* Dataset records:
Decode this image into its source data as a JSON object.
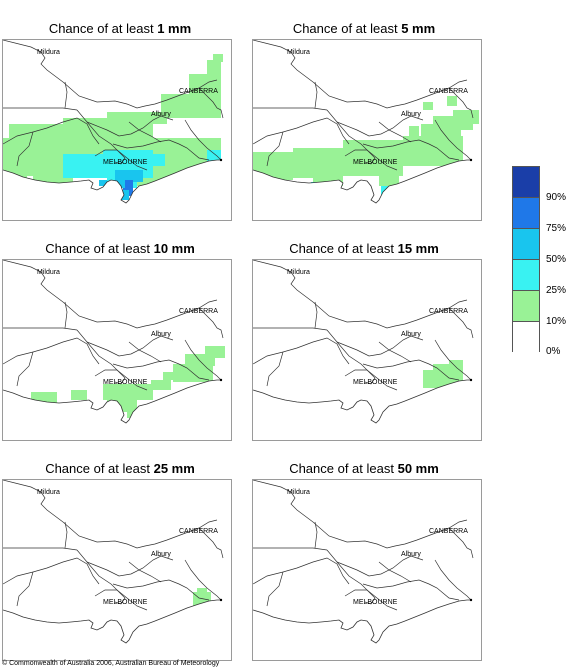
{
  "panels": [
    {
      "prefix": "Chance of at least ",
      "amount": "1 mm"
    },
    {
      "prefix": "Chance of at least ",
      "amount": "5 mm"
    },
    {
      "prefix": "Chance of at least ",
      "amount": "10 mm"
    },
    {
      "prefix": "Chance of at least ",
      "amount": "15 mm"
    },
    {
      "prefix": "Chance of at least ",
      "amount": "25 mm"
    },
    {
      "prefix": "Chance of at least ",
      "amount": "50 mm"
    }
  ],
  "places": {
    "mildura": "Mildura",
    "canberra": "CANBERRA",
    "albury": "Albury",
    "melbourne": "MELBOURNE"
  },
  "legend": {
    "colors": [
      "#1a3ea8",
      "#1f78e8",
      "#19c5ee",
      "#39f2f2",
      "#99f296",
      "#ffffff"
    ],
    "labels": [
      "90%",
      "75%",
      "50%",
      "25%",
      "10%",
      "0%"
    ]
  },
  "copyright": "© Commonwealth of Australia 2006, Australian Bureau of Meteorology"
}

==

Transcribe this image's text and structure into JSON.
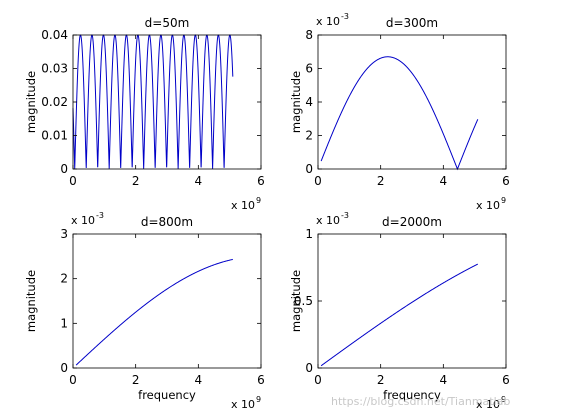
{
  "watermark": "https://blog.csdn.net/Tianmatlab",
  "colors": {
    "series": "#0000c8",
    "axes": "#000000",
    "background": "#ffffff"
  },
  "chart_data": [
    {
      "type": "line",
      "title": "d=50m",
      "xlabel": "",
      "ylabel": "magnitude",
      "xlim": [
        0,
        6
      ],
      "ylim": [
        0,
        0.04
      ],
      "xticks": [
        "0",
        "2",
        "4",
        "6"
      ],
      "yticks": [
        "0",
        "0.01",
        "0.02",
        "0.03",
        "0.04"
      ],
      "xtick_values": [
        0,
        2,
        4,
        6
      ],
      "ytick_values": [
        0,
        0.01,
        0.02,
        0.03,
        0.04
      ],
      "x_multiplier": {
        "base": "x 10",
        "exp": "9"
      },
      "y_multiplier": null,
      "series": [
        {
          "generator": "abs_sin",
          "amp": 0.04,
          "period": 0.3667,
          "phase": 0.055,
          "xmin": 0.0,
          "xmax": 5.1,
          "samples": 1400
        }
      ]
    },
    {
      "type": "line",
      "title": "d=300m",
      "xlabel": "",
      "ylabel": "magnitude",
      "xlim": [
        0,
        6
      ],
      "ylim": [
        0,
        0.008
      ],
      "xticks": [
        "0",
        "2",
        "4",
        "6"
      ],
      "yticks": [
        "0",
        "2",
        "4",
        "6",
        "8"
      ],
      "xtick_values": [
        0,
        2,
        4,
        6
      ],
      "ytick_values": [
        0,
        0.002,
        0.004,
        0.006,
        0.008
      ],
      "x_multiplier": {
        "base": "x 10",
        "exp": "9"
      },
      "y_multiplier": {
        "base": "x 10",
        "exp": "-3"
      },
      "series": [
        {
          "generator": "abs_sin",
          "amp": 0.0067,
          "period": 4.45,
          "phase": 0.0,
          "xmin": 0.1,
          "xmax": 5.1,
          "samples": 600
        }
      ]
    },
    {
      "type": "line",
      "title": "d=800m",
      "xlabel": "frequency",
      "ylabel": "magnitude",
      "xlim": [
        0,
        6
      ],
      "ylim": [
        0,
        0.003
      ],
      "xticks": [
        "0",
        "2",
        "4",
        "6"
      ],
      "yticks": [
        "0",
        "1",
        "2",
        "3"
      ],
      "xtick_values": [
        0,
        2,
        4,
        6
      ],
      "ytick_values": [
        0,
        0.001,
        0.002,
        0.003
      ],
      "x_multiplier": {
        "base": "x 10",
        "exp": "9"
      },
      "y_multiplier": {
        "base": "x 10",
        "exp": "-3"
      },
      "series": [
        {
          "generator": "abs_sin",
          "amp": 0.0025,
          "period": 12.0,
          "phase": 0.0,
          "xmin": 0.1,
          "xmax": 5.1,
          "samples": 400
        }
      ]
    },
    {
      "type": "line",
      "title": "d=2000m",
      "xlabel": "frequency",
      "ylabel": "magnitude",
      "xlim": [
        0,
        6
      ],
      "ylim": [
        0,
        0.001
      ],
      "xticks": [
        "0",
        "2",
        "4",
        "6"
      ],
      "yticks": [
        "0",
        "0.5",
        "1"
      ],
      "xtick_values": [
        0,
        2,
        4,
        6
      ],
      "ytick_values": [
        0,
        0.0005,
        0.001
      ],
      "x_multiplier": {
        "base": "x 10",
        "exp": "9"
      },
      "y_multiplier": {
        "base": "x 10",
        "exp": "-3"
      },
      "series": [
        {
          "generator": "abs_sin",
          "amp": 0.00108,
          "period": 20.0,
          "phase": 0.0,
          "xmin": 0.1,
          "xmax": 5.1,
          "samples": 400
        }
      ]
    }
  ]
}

* Work required:
Report every line containing the word "JSON" from the listing above.

* Exercise response:
Decode this image into its source data as a JSON object.
Transcribe this image's text and structure into JSON.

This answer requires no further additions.